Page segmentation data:
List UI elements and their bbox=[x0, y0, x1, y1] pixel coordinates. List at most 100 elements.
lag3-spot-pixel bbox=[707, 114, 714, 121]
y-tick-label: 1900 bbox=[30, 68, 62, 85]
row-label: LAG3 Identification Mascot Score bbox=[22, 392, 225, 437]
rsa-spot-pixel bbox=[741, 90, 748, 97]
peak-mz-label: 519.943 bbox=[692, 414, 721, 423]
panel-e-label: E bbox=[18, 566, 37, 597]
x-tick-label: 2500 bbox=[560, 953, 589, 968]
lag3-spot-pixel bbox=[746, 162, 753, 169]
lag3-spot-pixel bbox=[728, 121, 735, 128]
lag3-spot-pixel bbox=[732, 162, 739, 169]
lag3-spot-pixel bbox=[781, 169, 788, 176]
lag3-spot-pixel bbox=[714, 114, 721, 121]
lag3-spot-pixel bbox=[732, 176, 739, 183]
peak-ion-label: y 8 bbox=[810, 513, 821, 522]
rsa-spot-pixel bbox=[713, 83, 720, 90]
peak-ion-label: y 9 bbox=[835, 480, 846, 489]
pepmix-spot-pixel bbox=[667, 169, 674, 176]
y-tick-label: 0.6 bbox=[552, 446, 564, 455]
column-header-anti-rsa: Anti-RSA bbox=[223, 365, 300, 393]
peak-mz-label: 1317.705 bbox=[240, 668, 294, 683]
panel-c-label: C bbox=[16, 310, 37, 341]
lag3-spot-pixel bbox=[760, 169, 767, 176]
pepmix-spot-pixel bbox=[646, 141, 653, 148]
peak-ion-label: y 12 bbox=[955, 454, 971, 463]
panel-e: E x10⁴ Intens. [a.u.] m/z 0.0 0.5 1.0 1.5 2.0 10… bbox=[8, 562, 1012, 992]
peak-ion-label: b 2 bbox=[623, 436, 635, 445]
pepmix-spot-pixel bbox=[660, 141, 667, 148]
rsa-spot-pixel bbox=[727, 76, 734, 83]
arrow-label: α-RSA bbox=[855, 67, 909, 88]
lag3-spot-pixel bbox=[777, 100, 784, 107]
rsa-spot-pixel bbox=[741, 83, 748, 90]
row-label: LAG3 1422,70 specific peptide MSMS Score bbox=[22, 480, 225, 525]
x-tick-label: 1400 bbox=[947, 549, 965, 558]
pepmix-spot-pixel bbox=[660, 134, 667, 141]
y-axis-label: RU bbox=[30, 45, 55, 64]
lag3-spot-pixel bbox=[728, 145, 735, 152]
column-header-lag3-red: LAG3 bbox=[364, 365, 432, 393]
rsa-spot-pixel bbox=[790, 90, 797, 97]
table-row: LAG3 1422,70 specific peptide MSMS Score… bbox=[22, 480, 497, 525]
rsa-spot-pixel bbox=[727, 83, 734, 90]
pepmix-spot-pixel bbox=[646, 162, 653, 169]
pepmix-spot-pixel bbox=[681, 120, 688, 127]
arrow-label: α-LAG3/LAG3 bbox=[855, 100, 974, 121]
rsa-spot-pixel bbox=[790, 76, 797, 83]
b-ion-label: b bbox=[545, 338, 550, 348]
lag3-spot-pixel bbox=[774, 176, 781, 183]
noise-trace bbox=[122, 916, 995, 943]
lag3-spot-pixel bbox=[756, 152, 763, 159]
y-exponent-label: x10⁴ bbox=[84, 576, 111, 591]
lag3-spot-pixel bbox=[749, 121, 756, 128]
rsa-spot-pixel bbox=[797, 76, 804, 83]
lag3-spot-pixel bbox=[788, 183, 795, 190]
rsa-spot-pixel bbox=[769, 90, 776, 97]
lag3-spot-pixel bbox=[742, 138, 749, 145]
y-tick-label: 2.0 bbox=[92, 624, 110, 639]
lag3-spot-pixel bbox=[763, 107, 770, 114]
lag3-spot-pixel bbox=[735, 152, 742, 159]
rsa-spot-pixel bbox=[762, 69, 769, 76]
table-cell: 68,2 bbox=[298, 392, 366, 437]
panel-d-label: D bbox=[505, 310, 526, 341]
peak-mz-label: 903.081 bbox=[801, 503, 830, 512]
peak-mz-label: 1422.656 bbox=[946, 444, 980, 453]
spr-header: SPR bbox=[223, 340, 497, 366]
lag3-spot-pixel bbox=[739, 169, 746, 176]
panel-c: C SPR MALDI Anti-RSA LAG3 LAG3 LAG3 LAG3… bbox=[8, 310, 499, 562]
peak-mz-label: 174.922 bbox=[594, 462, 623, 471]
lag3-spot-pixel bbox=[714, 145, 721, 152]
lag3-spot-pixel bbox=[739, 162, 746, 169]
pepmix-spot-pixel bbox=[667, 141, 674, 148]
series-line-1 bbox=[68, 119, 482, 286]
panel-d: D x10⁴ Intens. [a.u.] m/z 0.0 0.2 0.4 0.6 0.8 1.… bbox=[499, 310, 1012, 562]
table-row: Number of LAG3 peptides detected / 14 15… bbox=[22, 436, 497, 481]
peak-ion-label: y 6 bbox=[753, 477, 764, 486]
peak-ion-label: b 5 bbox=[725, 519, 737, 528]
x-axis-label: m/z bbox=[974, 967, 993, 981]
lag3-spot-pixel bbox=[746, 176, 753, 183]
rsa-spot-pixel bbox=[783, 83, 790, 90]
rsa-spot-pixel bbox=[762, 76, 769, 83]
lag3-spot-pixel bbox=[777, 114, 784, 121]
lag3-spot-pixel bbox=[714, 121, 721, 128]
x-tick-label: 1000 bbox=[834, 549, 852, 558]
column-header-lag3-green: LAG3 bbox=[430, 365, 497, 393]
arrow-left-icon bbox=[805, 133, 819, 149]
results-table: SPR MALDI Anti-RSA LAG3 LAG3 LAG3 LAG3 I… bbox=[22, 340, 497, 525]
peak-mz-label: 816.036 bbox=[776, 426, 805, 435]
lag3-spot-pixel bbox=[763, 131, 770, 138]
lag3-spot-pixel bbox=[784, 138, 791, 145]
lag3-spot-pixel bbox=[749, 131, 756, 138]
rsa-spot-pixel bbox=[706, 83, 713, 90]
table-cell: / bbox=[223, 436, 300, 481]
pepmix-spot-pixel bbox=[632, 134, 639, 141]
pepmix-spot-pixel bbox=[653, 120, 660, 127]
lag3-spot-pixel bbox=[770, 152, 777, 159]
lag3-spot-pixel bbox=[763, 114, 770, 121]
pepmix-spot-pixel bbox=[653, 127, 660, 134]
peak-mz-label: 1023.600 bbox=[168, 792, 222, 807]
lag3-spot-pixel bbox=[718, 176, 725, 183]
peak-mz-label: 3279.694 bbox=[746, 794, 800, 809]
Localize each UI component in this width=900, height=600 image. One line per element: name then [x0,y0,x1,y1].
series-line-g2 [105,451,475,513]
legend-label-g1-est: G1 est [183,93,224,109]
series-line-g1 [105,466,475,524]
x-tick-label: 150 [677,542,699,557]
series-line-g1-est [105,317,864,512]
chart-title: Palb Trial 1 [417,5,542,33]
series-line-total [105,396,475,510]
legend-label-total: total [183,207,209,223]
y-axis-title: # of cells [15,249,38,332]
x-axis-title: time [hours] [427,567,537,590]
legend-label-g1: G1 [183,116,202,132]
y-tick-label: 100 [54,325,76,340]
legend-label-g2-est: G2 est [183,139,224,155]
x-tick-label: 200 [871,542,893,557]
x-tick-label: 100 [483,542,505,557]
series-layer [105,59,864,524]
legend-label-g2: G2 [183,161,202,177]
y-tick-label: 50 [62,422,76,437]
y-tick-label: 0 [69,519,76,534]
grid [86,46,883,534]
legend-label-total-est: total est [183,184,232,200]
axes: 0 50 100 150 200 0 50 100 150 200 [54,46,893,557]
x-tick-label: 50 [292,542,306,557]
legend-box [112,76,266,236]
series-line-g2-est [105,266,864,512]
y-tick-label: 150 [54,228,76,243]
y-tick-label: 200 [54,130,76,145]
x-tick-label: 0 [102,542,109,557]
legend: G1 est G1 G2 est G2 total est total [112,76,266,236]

• **Problem details**
Beginning at the line containing "Localize each UI", repeat each line exactly through the last line of the entries, and include no other lines.

• **Answer for this exercise**
Localize each UI component in this width=900, height=600 image. One line per element: name then [x0,y0,x1,y1].
series-line-g2 [105,451,475,513]
legend-label-g1-est: G1 est [183,93,224,109]
series-line-g1 [105,466,475,524]
x-tick-label: 150 [677,542,699,557]
series-line-g1-est [105,317,864,512]
chart-title: Palb Trial 1 [417,5,542,33]
series-line-total [105,396,475,510]
legend-label-total: total [183,207,209,223]
y-axis-title: # of cells [15,249,38,332]
x-axis-title: time [hours] [427,567,537,590]
legend-label-g1: G1 [183,116,202,132]
y-tick-label: 100 [54,325,76,340]
legend-label-g2-est: G2 est [183,139,224,155]
x-tick-label: 200 [871,542,893,557]
x-tick-label: 100 [483,542,505,557]
series-layer [105,59,864,524]
legend-label-g2: G2 [183,161,202,177]
y-tick-label: 50 [62,422,76,437]
y-tick-label: 0 [69,519,76,534]
grid [86,46,883,534]
legend-label-total-est: total est [183,184,232,200]
axes: 0 50 100 150 200 0 50 100 150 200 [54,46,893,557]
x-tick-label: 50 [292,542,306,557]
legend-box [112,76,266,236]
series-line-g2-est [105,266,864,512]
y-tick-label: 150 [54,228,76,243]
y-tick-label: 200 [54,130,76,145]
x-tick-label: 0 [102,542,109,557]
legend: G1 est G1 G2 est G2 total est total [112,76,266,236]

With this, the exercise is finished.